Aim
Select the lines that hold the word "JSON" and copy each one.
━━━━━ Material for this exercise ━━━━━
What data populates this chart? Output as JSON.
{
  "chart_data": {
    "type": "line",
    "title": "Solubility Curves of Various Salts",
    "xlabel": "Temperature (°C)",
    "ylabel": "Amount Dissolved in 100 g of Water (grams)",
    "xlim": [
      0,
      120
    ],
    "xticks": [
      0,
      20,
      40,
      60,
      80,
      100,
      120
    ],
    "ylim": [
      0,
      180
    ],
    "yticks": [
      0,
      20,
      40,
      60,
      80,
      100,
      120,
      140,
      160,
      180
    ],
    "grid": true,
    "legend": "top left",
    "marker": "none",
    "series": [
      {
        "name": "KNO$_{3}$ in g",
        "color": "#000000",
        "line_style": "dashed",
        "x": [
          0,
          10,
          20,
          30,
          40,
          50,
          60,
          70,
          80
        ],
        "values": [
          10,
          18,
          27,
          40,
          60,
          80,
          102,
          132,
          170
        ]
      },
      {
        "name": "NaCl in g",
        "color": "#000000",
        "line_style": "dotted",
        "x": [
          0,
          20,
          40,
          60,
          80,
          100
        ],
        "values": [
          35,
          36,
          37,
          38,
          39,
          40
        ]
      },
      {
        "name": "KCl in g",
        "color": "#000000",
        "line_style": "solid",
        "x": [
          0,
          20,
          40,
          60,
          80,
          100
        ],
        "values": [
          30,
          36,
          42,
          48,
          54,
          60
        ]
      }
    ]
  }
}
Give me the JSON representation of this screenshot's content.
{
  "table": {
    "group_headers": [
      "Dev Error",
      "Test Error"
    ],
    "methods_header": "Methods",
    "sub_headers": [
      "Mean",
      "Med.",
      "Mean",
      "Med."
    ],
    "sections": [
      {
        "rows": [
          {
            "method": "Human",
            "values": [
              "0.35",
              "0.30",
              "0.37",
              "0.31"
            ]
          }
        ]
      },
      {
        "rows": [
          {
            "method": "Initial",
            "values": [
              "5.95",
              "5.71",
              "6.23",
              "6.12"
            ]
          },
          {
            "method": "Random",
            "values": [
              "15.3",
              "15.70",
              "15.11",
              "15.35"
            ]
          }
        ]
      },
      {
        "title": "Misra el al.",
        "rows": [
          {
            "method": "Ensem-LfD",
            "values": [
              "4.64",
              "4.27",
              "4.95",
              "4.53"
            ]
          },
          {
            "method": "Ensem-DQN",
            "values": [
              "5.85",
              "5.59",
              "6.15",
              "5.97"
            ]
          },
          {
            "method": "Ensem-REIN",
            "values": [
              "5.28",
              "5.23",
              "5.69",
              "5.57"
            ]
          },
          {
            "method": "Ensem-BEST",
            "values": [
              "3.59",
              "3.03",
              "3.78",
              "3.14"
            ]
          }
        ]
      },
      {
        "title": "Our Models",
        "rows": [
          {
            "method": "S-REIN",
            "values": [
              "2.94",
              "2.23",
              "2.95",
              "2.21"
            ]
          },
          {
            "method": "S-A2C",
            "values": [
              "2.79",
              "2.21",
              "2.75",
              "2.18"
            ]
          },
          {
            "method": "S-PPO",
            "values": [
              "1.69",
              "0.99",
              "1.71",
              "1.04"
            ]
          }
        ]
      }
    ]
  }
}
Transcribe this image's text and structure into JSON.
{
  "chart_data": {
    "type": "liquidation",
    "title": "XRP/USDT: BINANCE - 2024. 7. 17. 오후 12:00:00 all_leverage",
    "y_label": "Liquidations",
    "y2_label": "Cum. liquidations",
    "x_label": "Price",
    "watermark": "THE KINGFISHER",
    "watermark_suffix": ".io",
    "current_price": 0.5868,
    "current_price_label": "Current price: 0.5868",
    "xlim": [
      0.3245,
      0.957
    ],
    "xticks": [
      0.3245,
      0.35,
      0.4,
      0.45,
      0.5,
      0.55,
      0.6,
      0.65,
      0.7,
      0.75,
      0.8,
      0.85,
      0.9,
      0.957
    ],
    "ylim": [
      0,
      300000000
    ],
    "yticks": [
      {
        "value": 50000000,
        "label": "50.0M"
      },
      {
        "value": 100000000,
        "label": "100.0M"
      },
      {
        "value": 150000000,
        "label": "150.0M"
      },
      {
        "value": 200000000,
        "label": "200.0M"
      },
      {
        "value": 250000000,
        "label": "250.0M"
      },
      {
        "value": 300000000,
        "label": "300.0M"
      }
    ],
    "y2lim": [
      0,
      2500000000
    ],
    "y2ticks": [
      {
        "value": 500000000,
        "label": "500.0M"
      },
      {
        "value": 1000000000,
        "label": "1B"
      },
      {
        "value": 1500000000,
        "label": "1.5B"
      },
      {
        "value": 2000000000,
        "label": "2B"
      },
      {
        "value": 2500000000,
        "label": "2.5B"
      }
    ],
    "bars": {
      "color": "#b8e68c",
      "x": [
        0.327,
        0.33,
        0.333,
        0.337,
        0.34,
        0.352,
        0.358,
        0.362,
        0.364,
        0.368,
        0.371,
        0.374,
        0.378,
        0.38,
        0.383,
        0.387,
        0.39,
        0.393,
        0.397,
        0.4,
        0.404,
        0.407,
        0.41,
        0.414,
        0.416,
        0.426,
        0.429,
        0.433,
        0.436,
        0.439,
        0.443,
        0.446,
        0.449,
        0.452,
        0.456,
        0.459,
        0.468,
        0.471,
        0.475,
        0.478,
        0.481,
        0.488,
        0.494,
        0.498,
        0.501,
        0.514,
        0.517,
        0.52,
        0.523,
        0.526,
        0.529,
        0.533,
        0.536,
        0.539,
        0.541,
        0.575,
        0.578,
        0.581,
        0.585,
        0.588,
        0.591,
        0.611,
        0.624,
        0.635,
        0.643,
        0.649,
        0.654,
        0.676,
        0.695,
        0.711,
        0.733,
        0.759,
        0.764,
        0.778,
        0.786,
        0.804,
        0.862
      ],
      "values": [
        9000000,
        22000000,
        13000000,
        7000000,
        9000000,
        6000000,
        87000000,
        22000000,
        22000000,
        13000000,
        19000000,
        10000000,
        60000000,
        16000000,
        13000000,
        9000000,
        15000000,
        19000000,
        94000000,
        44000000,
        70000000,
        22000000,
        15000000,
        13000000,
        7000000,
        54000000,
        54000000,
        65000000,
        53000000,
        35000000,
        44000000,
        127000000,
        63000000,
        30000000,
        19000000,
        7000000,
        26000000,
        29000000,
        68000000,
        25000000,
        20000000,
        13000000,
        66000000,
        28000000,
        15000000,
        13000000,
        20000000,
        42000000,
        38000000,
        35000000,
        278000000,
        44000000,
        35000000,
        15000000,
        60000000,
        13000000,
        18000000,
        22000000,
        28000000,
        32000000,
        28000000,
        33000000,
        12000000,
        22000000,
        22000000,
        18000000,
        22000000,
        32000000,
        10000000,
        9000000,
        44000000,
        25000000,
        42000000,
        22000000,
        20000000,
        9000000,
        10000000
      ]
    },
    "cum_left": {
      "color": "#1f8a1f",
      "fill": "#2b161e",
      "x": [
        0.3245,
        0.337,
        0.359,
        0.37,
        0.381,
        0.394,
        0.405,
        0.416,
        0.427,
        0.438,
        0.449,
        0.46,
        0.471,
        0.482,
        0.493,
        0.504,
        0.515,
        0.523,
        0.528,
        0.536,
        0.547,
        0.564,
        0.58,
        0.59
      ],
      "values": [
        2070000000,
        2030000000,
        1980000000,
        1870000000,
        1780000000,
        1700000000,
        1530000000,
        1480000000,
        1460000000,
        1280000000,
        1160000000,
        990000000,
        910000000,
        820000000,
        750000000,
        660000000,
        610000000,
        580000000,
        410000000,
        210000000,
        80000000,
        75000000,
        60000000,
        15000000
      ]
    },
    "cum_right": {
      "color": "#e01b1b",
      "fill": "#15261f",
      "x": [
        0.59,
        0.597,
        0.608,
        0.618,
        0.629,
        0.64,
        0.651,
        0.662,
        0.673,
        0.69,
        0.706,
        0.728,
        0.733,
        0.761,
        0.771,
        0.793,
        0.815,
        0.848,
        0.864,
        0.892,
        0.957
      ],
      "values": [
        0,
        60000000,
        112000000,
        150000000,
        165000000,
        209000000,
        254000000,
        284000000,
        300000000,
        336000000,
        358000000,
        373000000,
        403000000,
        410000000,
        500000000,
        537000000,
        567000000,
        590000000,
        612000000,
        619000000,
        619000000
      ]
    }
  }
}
━━━━━
Exercise response
What data populates this chart? Output as JSON.
Give me the JSON representation of this screenshot's content.
Transcribe this image's text and structure into JSON.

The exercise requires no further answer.